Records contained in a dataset

⟨

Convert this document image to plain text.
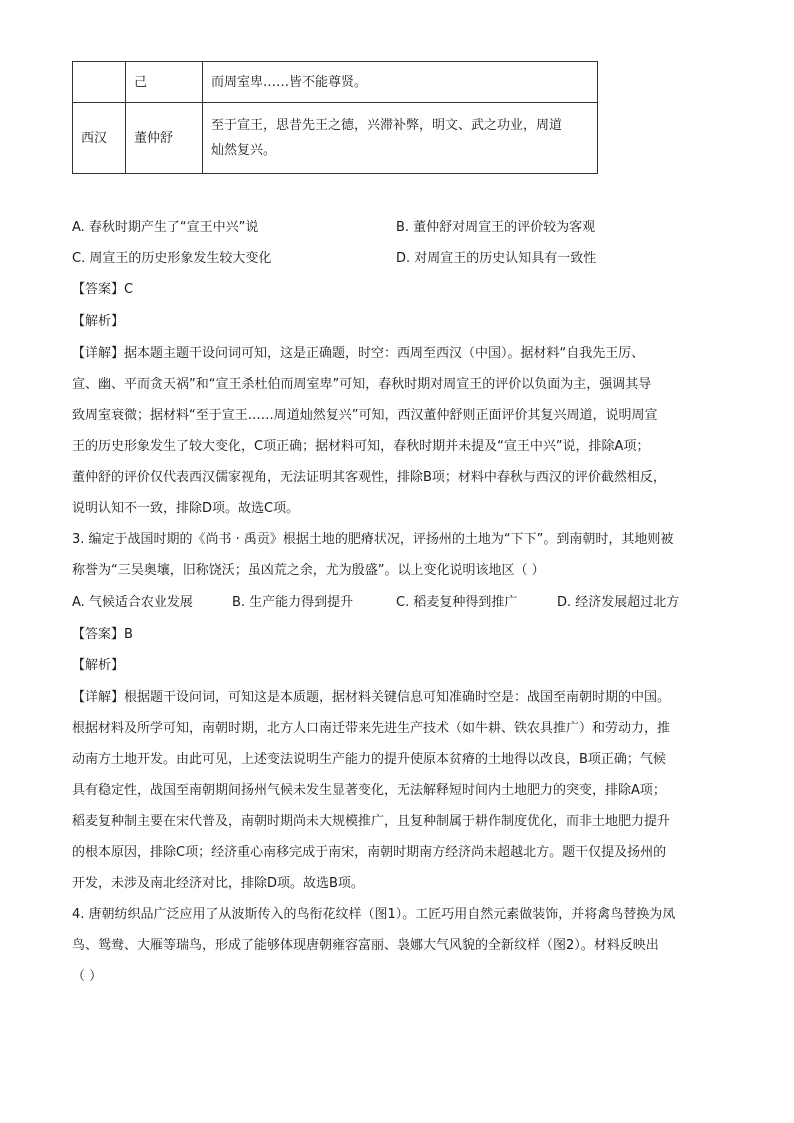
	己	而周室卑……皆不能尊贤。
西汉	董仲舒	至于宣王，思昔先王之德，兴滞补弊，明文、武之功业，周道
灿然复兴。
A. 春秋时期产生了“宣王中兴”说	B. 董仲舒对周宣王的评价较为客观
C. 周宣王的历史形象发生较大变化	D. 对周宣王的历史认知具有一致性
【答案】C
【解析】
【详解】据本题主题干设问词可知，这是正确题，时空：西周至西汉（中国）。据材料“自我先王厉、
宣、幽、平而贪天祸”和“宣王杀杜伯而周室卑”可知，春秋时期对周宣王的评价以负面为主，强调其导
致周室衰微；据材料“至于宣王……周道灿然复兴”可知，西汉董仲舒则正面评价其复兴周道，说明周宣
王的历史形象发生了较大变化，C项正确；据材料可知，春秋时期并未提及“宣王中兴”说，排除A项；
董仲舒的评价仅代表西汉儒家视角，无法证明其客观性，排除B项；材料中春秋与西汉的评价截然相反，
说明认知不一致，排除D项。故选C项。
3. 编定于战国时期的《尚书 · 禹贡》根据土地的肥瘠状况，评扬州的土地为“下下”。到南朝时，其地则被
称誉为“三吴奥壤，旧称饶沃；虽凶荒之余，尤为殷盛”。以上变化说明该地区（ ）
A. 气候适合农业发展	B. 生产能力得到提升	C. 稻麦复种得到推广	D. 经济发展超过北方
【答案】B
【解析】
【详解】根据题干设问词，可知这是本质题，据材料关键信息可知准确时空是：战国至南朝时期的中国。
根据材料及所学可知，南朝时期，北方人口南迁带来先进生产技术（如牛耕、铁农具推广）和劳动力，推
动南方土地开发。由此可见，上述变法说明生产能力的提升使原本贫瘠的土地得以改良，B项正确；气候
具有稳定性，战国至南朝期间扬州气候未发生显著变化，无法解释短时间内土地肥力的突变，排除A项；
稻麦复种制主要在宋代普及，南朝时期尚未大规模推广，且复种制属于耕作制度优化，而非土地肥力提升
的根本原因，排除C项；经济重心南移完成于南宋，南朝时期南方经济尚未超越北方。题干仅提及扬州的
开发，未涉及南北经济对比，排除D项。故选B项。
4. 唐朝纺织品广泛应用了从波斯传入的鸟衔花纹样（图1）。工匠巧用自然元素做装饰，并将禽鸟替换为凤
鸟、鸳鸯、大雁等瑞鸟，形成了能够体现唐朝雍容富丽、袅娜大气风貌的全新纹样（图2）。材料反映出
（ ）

⟩

■ **EXERCISE DESCRIPTION**: Each entry must be retyped word for word, with every image omitted.

■ **TASK ANSWER**:
Convert this document image to plain text.
	己	而周室卑……皆不能尊贤。
西汉	董仲舒	至于宣王，思昔先王之德，兴滞补弊，明文、武之功业，周道
灿然复兴。
A. 春秋时期产生了“宣王中兴”说	B. 董仲舒对周宣王的评价较为客观
C. 周宣王的历史形象发生较大变化	D. 对周宣王的历史认知具有一致性
【答案】C
【解析】
【详解】据本题主题干设问词可知，这是正确题，时空：西周至西汉（中国）。据材料“自我先王厉、
宣、幽、平而贪天祸”和“宣王杀杜伯而周室卑”可知，春秋时期对周宣王的评价以负面为主，强调其导
致周室衰微；据材料“至于宣王……周道灿然复兴”可知，西汉董仲舒则正面评价其复兴周道，说明周宣
王的历史形象发生了较大变化，C项正确；据材料可知，春秋时期并未提及“宣王中兴”说，排除A项；
董仲舒的评价仅代表西汉儒家视角，无法证明其客观性，排除B项；材料中春秋与西汉的评价截然相反，
说明认知不一致，排除D项。故选C项。
3. 编定于战国时期的《尚书 · 禹贡》根据土地的肥瘠状况，评扬州的土地为“下下”。到南朝时，其地则被
称誉为“三吴奥壤，旧称饶沃；虽凶荒之余，尤为殷盛”。以上变化说明该地区（ ）
A. 气候适合农业发展	B. 生产能力得到提升	C. 稻麦复种得到推广	D. 经济发展超过北方
【答案】B
【解析】
【详解】根据题干设问词，可知这是本质题，据材料关键信息可知准确时空是：战国至南朝时期的中国。
根据材料及所学可知，南朝时期，北方人口南迁带来先进生产技术（如牛耕、铁农具推广）和劳动力，推
动南方土地开发。由此可见，上述变法说明生产能力的提升使原本贫瘠的土地得以改良，B项正确；气候
具有稳定性，战国至南朝期间扬州气候未发生显著变化，无法解释短时间内土地肥力的突变，排除A项；
稻麦复种制主要在宋代普及，南朝时期尚未大规模推广，且复种制属于耕作制度优化，而非土地肥力提升
的根本原因，排除C项；经济重心南移完成于南宋，南朝时期南方经济尚未超越北方。题干仅提及扬州的
开发，未涉及南北经济对比，排除D项。故选B项。
4. 唐朝纺织品广泛应用了从波斯传入的鸟衔花纹样（图1）。工匠巧用自然元素做装饰，并将禽鸟替换为凤
鸟、鸳鸯、大雁等瑞鸟，形成了能够体现唐朝雍容富丽、袅娜大气风貌的全新纹样（图2）。材料反映出
（ ）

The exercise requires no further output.